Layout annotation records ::
>>>>>
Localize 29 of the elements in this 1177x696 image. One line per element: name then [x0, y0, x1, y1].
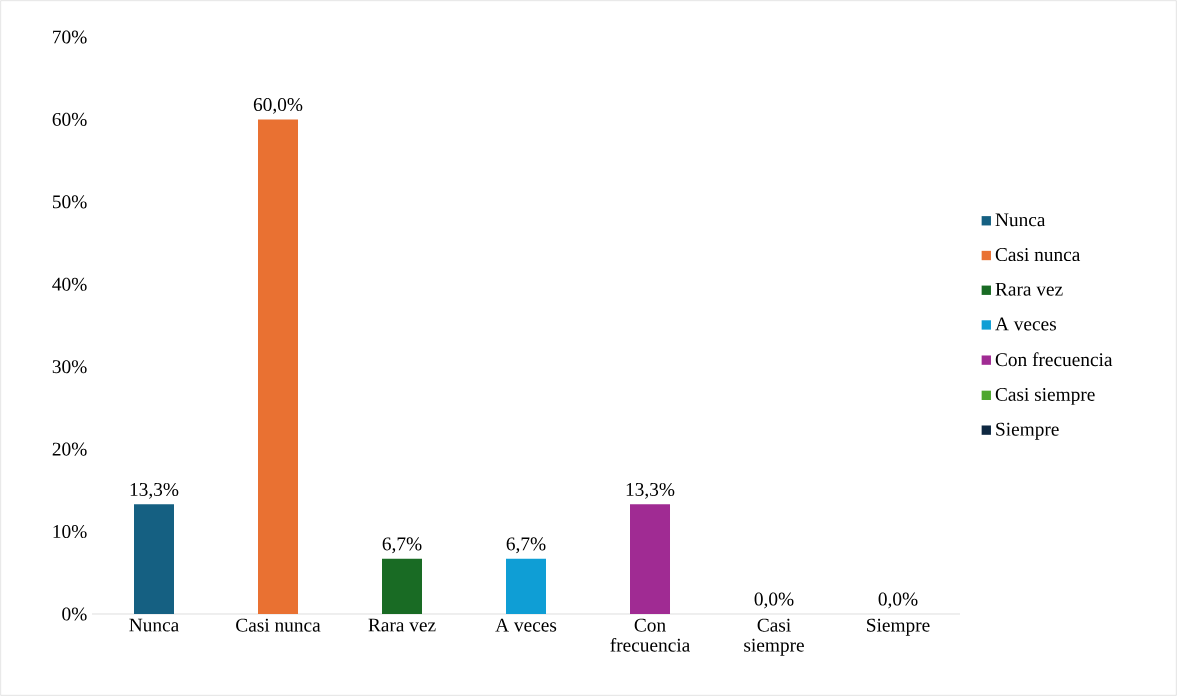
legend-label: A veces [995, 317, 1056, 331]
data-label: 60,0% [253, 97, 303, 114]
y-tick-label: 50% [52, 195, 87, 209]
y-tick-label: 20% [52, 442, 87, 456]
y-tick-label: 40% [52, 277, 87, 291]
y-tick-label: 30% [52, 360, 87, 374]
x-tick-label: Siempre [867, 618, 930, 636]
data-label: 0,0% [754, 592, 794, 609]
x-tick-label: Nunca [129, 618, 179, 632]
legend-label: Siempre [996, 422, 1059, 440]
y-tick-label: 10% [53, 525, 87, 539]
legend-label: Nunca [995, 213, 1046, 227]
y-tick-label: 60% [52, 112, 87, 126]
legend-label: Casi nunca [995, 248, 1081, 262]
data-label: 0,0% [878, 592, 918, 609]
x-tick-label: Casi nunca [236, 618, 321, 632]
data-label: 6,7% [382, 537, 422, 554]
y-tick-label: 70% [53, 30, 87, 44]
y-tick-label: 0% [62, 607, 87, 621]
legend-label: Rara vez [995, 282, 1063, 296]
legend-label: Con frecuencia [995, 352, 1113, 367]
data-label: 6,7% [506, 537, 546, 554]
legend-label: Casi siempre [995, 387, 1095, 405]
x-tick-label: A veces [495, 618, 557, 632]
x-tick-label: Con frecuencia [610, 618, 690, 652]
data-label: 13,3% [130, 482, 179, 499]
data-label: 13,3% [626, 482, 675, 499]
x-tick-label: Rara vez [368, 618, 436, 632]
x-tick-label: Casi siempre [744, 618, 804, 656]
<<<<<
Reproduce every line of the material above without any changes, but omit the picture.

Localize 29 of the elements in this 1177x696 image. One line per element: name then [x0, y0, x1, y1].
legend-label: A veces [995, 317, 1056, 331]
data-label: 60,0% [253, 97, 303, 114]
y-tick-label: 50% [52, 195, 87, 209]
y-tick-label: 20% [52, 442, 87, 456]
y-tick-label: 40% [52, 277, 87, 291]
y-tick-label: 30% [52, 360, 87, 374]
x-tick-label: Siempre [867, 618, 930, 636]
data-label: 0,0% [754, 592, 794, 609]
x-tick-label: Nunca [129, 618, 179, 632]
legend-label: Siempre [996, 422, 1059, 440]
y-tick-label: 10% [53, 525, 87, 539]
legend-label: Nunca [995, 213, 1046, 227]
y-tick-label: 60% [52, 112, 87, 126]
legend-label: Casi nunca [995, 248, 1081, 262]
data-label: 0,0% [878, 592, 918, 609]
x-tick-label: Casi nunca [236, 618, 321, 632]
data-label: 6,7% [382, 537, 422, 554]
y-tick-label: 70% [53, 30, 87, 44]
y-tick-label: 0% [62, 607, 87, 621]
legend-label: Rara vez [995, 282, 1063, 296]
legend-label: Con frecuencia [995, 352, 1113, 367]
data-label: 6,7% [506, 537, 546, 554]
legend-label: Casi siempre [995, 387, 1095, 405]
x-tick-label: A veces [495, 618, 557, 632]
x-tick-label: Con frecuencia [610, 618, 690, 652]
data-label: 13,3% [130, 482, 179, 499]
data-label: 13,3% [626, 482, 675, 499]
x-tick-label: Rara vez [368, 618, 436, 632]
x-tick-label: Casi siempre [744, 618, 804, 656]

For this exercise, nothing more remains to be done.